* **Consigne donnée 1**
Reproduisez fidèlement les enregistrements en partant de leur toute première ligne et en terminant par la ligne qui contient "label-jlip-jack: Till JLIP-kontakt", ces deux lignes comprises.

10h55. "Ca faisait longtemps que vous ne m'aviez pas engueulé Mme la présidente !"

Me David Koubbi, avocat de Jérôme Kerviel, file longuement la métaphore de l'automobiliste et du poids lourd chauffard qui fait Paris-Nice en une heure sans que les gendarmes le voient. Puis fait une comparaison hasardeuse et à peine voilée avec la corpulence de Claire Dumas, représentante de la banque. Laquelle réplique : Il y a deux choses que je ne dis pas : combien je gagne et combien je pèse.
Me David Koubbi interroge le témoin : Etes-vous gêné que la défense, en dehors de toute instruction, apprenne qu'il y a eu des fraudes qui impliquaient le même déboucleur, les mêmes intervenants et les mêmes alertes sur les écarts de méthode ? C'est contrariant, non, de découvrir ça en appel ?
Christophe Mianné [N+6] : Je ne vois pas le rapport entre quelqu'un qui fait une opération fictive, qui ne met pas en péril la banque, et quelqu'un qui en fait des dizaines.
DK : Vous parlez de la taille, je parle du principe.
Me Koubbi s'agace et martèle le fait que Société générale a caché à la justice le fait qu'il y ait eu une autre fraude, traitée par les mêmes personnes. Il poursuit quelques minutes plus tard : Vous avez dit que si vous aviez vu les commissions versées à Fimat [ex-Newedge, filaile de courtage de la banque avec qui J. Kerviel traitait], ça aurait été une alerte.

* **Enregistrements d'entrée**
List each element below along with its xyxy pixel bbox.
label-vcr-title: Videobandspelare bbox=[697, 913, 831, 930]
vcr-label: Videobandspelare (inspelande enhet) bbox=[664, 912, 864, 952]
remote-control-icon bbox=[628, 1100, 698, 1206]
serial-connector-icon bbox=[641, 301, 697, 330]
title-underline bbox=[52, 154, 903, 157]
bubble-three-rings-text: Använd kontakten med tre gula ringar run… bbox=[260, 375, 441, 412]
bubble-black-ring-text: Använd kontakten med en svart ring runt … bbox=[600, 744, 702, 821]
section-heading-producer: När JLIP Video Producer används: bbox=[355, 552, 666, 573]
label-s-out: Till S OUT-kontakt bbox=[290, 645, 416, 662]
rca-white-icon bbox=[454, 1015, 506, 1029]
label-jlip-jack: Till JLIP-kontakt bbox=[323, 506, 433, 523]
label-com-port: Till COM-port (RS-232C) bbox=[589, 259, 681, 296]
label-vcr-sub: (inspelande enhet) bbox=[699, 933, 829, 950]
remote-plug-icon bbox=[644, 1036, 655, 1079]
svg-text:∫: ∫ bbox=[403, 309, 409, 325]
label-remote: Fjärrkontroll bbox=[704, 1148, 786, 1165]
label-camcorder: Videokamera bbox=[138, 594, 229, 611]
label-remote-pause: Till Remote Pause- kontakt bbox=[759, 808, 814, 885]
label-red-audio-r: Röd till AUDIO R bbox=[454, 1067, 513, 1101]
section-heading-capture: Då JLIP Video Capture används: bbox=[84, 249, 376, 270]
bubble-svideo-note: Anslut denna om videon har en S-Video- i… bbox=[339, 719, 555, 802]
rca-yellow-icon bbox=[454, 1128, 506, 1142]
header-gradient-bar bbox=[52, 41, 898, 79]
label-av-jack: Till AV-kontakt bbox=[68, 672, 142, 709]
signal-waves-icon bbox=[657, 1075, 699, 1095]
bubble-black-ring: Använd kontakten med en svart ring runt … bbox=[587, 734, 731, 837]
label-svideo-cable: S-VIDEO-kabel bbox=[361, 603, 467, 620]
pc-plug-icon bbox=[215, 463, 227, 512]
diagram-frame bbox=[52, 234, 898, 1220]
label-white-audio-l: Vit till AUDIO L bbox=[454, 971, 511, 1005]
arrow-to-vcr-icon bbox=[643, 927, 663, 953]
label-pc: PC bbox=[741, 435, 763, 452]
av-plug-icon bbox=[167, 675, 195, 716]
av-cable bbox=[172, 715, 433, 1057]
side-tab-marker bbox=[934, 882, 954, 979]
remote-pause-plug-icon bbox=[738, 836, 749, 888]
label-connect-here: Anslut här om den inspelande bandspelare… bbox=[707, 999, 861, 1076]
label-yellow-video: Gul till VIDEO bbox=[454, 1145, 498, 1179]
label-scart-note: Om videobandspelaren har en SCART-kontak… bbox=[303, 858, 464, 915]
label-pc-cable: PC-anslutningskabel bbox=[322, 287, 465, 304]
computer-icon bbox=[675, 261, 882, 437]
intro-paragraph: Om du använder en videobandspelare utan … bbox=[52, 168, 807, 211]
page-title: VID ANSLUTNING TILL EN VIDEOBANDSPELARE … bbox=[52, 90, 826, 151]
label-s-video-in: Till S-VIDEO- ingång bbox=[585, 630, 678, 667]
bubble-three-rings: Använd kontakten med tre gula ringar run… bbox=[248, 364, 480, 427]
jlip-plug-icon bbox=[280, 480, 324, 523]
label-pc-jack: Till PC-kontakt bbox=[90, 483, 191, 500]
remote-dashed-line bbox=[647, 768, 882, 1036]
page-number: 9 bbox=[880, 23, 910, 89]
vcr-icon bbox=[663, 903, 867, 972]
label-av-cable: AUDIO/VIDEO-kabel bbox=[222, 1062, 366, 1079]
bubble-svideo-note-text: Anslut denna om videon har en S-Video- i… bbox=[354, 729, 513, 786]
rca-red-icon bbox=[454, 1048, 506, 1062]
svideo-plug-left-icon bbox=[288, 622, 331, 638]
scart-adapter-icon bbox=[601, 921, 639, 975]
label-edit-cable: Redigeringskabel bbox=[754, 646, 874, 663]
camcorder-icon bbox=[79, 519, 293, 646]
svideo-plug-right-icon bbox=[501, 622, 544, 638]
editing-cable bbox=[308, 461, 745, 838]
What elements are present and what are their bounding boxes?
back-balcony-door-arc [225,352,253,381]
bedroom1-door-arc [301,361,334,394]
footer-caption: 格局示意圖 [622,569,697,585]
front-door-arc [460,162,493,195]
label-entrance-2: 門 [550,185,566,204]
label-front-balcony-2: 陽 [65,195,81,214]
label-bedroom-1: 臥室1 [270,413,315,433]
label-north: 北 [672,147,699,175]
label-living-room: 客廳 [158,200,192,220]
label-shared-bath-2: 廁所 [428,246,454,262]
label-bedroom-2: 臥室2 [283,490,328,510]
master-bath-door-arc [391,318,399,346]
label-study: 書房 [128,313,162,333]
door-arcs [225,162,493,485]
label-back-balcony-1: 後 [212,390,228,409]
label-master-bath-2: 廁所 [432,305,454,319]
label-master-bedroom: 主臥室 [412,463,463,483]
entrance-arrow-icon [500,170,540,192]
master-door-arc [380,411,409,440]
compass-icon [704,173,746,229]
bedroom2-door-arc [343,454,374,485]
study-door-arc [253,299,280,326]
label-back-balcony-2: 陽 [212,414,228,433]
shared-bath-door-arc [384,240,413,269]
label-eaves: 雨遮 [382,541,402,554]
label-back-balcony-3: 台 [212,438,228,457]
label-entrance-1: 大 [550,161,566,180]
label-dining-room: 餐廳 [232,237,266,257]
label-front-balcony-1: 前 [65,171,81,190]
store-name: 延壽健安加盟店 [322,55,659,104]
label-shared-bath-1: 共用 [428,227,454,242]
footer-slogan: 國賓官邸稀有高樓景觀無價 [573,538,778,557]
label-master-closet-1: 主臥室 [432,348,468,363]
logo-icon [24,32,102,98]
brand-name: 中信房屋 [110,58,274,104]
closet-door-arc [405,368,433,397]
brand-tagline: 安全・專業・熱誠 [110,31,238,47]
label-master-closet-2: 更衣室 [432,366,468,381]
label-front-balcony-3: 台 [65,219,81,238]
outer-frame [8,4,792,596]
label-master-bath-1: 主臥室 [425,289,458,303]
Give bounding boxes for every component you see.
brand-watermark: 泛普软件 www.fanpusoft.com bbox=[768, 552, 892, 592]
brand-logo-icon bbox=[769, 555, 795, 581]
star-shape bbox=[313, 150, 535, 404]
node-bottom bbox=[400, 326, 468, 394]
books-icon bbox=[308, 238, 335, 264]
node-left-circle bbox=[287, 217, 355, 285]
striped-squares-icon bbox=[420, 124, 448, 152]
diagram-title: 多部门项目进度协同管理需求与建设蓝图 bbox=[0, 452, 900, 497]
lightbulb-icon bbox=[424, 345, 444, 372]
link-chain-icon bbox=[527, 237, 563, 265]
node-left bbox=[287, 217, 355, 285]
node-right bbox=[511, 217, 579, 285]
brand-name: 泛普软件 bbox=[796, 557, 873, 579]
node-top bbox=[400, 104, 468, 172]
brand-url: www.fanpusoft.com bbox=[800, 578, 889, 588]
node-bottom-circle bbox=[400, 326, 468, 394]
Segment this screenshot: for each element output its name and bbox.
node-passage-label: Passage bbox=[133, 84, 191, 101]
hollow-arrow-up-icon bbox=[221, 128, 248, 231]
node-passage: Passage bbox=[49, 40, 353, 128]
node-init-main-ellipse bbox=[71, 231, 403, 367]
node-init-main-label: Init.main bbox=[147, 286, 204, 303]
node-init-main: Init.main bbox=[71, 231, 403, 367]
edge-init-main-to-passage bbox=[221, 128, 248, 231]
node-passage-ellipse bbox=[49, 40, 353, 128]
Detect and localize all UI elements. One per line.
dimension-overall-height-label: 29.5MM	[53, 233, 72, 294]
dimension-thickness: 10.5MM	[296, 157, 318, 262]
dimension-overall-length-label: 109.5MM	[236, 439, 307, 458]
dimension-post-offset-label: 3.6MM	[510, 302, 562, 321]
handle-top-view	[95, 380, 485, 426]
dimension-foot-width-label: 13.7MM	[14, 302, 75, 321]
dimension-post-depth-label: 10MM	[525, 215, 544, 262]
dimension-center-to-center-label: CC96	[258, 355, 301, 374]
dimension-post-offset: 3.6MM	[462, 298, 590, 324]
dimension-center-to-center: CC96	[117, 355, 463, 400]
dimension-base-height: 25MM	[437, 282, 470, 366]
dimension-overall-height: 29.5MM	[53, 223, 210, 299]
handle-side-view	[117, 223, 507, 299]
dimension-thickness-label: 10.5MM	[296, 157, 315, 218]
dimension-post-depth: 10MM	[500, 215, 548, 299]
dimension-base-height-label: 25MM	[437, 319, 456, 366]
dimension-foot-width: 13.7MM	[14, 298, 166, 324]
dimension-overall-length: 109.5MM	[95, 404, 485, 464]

* **Consigne donnée 2**
Poursuivez le compte rendu de l'audience d'appel de Jérôme Kerviel à la suite de sa dernière phrase.

* **Réponse attendue 1**
List each element below along with its xyxy pixel bbox.
label-vcr-title: Videobandspelare bbox=[697, 913, 831, 930]
vcr-label: Videobandspelare (inspelande enhet) bbox=[664, 912, 864, 952]
remote-control-icon bbox=[628, 1100, 698, 1206]
serial-connector-icon bbox=[641, 301, 697, 330]
title-underline bbox=[52, 154, 903, 157]
bubble-three-rings-text: Använd kontakten med tre gula ringar run… bbox=[260, 375, 441, 412]
bubble-black-ring-text: Använd kontakten med en svart ring runt … bbox=[600, 744, 702, 821]
section-heading-producer: När JLIP Video Producer används: bbox=[355, 552, 666, 573]
label-s-out: Till S OUT-kontakt bbox=[290, 645, 416, 662]
rca-white-icon bbox=[454, 1015, 506, 1029]
label-jlip-jack: Till JLIP-kontakt bbox=[323, 506, 433, 523]

* **Réponse attendue 2**
CM : Oui ça aurait été une alerte, parmi une quarantaine d'autres.
DK : Pourquoi la Société Générale paie-t-elle tous les mois les commissions ? M. Cordelle et M. Rouyère validaient le CPM [comptes de pilotage mensuel, ndlr] des commissions... La présidente de la Cour et Me Koubbi s'échangent une volée de bois vert, la présidente appréciant peu de se voir dire qu'elle ne connaît pas certains points et termes du dossier.
Me Koubbi conclut l'échange par : Ca faisait longtemps que vous ne m'aviez pas engueulé Mme la présidente !
Après que Me Koubbi s'est fait apostrophé par Me Reinhart, la présidente relève, cynique : Au cas où la Cour n'aurait pas compris, Me Koubbi nous décode ce que disent les témoins.
Me Koubbi continue : Y a-t-il une corrélation entre rémunération et efficacité ?
CM : La rémunération est le résultat d'une décision de la direction et différentes qualités interviennent.
DK : La compétence est-elle en lien avec la rémunération ?
CM : Oui parmi d'autres qualités.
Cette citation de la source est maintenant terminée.